• Given data:

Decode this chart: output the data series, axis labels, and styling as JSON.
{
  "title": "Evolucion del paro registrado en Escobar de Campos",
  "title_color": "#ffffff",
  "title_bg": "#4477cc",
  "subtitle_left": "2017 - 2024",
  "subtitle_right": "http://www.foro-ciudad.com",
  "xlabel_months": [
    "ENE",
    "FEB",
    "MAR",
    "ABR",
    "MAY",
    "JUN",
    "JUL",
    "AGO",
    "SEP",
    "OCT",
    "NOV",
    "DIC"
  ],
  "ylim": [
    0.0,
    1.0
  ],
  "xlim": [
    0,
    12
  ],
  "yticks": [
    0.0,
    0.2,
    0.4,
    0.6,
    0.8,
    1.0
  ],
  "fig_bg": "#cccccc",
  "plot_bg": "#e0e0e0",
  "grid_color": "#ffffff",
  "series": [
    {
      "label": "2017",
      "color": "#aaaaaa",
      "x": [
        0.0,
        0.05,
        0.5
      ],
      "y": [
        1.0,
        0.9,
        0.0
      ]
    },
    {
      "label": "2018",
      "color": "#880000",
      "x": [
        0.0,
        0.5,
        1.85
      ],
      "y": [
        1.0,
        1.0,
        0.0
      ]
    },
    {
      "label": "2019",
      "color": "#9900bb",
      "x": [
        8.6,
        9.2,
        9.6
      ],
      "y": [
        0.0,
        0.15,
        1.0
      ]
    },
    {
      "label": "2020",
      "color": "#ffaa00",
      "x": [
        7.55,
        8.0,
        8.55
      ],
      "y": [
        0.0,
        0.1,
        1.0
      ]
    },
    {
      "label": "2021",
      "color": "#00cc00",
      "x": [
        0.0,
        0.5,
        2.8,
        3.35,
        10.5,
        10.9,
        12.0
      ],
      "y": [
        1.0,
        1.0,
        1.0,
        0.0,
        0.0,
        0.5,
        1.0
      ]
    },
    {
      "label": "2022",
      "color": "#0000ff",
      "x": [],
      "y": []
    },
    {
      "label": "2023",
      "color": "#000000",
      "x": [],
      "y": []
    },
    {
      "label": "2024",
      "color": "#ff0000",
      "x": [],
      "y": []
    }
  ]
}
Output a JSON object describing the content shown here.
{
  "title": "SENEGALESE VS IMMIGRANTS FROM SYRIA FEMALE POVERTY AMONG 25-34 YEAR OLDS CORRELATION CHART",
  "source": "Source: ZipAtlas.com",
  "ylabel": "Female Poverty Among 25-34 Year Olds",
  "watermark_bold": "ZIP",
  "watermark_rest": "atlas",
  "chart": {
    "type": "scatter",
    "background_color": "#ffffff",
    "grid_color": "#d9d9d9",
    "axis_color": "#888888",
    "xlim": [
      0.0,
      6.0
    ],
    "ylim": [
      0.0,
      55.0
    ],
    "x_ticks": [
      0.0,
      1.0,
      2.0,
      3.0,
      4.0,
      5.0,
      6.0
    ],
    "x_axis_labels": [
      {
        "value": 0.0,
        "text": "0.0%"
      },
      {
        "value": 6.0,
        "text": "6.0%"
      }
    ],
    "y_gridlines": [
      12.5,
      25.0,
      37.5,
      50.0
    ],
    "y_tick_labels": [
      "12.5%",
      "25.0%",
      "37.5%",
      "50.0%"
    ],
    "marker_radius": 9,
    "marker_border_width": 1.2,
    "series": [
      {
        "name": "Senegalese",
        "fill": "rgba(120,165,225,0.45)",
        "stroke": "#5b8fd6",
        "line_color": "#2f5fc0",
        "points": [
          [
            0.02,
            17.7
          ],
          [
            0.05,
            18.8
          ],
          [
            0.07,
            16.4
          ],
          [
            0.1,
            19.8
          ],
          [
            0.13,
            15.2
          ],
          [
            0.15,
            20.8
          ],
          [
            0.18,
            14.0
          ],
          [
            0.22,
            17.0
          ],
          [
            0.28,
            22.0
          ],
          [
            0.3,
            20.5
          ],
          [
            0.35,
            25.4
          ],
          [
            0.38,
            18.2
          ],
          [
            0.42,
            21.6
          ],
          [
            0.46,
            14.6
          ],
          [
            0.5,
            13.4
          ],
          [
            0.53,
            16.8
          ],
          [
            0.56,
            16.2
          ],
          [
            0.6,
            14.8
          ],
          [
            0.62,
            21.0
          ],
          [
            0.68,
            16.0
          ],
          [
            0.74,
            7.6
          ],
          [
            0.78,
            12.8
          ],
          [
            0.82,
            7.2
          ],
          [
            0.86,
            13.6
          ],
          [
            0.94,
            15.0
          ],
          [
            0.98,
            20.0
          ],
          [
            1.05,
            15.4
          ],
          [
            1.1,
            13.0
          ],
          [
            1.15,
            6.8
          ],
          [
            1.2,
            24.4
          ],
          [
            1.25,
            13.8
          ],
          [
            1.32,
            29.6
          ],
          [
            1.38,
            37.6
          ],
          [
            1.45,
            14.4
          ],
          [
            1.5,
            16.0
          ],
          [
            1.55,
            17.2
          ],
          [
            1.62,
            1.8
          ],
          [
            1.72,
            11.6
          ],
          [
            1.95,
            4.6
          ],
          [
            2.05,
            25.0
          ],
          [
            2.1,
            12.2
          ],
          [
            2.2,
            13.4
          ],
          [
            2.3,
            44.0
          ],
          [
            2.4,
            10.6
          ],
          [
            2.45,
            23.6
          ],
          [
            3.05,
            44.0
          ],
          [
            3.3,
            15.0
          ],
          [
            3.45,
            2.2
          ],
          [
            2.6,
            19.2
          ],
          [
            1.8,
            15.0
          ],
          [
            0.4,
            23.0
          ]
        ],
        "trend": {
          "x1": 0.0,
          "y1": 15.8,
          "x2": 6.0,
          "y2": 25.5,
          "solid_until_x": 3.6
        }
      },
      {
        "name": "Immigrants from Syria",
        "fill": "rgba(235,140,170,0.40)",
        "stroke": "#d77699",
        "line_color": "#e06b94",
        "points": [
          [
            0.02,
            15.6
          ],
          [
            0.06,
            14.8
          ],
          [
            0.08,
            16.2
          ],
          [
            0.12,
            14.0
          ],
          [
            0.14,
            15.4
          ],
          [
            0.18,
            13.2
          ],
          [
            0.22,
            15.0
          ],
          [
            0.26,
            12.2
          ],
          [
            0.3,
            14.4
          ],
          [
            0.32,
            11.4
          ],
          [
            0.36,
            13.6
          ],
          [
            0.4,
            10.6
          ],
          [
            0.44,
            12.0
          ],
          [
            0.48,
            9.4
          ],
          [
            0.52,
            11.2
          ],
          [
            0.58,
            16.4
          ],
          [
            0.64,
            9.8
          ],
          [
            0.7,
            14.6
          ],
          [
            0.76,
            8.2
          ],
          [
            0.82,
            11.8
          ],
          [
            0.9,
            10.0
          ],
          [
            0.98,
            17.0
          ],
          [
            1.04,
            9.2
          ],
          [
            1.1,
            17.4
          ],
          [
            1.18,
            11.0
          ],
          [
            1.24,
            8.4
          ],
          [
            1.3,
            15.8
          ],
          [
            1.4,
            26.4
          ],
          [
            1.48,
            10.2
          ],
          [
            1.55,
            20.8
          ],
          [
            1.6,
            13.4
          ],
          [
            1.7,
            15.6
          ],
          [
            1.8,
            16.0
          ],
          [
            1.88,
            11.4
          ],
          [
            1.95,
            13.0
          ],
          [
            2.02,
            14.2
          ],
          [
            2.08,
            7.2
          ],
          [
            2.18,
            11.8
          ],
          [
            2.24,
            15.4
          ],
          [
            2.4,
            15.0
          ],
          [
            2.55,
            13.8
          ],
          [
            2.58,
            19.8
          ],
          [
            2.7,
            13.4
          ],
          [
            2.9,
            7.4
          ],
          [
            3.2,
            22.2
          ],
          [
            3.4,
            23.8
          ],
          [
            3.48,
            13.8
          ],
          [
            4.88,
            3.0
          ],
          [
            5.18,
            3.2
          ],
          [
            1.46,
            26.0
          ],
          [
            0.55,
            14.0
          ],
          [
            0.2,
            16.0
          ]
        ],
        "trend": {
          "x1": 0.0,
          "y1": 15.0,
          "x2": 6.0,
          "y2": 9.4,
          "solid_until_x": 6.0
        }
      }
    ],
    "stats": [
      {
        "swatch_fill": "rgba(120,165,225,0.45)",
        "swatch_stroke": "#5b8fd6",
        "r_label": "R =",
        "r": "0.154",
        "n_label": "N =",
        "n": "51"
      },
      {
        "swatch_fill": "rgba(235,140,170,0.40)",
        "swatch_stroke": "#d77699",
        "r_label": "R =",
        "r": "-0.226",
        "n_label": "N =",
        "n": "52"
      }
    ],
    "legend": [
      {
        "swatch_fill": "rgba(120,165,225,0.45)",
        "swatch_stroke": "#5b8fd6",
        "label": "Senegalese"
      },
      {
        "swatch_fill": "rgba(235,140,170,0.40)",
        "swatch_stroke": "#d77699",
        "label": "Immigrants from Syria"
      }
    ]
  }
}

• The task: Pull out each line holding the string "series".

• Output for this exercise:
Decode this chart: output the data series, axis labels, and styling as JSON.
  "series": [
    "series": [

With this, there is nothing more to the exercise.